### WRITTEN TASK
Reproduce the stretch of material from its first line through the line containing "data-label: 339: [665, 364, 681, 386]", including both ends, with every line unchanged.

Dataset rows
►

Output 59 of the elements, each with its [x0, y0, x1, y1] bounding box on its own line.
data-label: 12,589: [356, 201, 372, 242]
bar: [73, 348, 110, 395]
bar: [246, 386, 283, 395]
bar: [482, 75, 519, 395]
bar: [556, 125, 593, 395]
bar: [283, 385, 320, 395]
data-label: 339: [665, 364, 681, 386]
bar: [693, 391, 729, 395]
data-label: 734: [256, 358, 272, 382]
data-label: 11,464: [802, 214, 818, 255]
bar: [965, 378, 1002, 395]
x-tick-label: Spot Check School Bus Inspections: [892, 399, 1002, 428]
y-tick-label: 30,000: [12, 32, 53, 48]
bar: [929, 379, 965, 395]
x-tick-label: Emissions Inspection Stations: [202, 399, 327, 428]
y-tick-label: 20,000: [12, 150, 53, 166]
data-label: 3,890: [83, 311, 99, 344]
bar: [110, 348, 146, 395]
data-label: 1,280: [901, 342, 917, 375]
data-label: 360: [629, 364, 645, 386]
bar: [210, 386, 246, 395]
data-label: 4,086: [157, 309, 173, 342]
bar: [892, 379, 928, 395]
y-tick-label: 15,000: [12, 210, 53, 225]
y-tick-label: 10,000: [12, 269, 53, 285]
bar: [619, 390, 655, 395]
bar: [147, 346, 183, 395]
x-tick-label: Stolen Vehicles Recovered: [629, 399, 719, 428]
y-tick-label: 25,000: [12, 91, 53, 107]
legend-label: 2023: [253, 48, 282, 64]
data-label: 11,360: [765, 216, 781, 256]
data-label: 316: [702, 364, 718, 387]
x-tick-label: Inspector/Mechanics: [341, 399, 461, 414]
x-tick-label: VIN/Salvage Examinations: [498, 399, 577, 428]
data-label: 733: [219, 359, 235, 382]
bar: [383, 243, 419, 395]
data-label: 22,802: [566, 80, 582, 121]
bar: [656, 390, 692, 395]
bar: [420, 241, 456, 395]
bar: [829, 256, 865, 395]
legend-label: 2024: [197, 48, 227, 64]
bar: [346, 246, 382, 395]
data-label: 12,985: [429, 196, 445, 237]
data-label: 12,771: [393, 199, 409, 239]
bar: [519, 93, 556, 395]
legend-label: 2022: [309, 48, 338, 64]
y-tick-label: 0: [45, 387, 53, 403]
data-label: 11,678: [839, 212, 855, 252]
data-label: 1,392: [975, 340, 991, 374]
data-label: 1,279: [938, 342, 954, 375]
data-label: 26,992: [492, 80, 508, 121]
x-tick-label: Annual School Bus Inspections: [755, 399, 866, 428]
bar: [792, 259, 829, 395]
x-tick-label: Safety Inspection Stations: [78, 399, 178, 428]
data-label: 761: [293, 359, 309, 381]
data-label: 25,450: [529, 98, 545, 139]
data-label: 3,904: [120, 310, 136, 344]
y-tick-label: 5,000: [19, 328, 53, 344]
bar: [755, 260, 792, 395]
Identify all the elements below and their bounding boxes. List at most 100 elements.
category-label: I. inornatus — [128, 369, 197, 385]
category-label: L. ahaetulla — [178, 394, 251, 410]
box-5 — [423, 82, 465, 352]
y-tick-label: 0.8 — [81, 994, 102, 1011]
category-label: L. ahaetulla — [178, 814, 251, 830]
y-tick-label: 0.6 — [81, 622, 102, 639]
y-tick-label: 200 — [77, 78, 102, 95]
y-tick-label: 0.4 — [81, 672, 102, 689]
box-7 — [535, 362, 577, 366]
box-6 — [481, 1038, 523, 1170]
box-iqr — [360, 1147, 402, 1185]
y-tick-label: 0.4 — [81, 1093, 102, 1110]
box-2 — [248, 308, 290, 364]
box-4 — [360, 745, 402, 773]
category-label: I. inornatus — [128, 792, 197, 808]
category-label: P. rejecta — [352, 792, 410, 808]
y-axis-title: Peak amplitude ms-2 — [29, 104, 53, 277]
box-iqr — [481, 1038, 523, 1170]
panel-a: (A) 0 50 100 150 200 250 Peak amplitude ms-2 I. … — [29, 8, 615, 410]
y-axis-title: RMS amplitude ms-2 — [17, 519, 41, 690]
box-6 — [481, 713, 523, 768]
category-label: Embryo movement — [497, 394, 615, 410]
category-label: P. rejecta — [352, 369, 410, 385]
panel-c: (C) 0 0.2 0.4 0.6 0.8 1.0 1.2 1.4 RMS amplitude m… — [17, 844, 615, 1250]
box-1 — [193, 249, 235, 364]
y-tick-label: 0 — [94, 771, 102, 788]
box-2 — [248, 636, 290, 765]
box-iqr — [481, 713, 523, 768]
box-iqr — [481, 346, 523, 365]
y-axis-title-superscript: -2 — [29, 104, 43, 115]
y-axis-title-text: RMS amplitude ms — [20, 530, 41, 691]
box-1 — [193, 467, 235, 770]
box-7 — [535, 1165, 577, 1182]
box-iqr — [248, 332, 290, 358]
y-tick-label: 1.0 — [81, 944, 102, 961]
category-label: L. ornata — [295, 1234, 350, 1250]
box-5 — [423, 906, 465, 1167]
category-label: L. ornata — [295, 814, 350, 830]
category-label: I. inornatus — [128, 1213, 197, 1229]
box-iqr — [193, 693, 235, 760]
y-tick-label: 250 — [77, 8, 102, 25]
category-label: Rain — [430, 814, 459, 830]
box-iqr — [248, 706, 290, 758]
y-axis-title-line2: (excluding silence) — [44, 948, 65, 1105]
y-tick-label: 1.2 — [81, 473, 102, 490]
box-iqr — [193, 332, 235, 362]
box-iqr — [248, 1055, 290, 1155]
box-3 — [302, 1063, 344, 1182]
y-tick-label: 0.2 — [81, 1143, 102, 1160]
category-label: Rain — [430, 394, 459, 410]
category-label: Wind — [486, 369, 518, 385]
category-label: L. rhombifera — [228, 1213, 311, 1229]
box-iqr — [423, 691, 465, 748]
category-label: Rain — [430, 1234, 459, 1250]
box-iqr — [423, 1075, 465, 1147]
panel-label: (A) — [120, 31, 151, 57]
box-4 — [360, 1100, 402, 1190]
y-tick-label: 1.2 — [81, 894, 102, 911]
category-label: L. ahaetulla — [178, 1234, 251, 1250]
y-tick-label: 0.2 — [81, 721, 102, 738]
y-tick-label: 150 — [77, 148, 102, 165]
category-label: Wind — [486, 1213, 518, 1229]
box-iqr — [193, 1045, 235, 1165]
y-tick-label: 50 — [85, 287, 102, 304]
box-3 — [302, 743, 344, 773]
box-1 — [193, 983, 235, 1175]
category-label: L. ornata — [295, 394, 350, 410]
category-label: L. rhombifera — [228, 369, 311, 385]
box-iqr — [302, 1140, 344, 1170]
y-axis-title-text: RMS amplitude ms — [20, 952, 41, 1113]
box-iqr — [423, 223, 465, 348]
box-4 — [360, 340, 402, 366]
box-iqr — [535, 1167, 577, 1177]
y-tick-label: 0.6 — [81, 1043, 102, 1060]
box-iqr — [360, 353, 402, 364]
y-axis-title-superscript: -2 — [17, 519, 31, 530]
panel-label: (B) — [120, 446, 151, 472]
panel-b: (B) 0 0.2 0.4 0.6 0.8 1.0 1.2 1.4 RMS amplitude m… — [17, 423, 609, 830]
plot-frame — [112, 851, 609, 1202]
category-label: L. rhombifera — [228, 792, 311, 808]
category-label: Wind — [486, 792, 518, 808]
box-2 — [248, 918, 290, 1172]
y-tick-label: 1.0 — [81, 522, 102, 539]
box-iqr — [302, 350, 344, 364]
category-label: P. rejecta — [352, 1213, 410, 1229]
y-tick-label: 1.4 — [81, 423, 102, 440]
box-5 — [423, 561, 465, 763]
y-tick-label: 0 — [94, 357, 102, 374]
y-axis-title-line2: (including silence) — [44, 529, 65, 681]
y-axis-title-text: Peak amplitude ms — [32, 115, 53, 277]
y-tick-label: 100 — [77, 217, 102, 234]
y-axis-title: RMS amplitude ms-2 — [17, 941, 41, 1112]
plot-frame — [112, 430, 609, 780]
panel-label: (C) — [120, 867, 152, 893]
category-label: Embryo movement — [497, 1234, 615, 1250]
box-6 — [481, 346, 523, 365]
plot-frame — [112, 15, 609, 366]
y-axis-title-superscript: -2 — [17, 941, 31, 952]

◄

### TASK SOLUTION
Output 59 of the elements, each with its [x0, y0, x1, y1] bounding box on its own line.
data-label: 12,589: [356, 201, 372, 242]
bar: [73, 348, 110, 395]
bar: [246, 386, 283, 395]
bar: [482, 75, 519, 395]
bar: [556, 125, 593, 395]
bar: [283, 385, 320, 395]
data-label: 339: [665, 364, 681, 386]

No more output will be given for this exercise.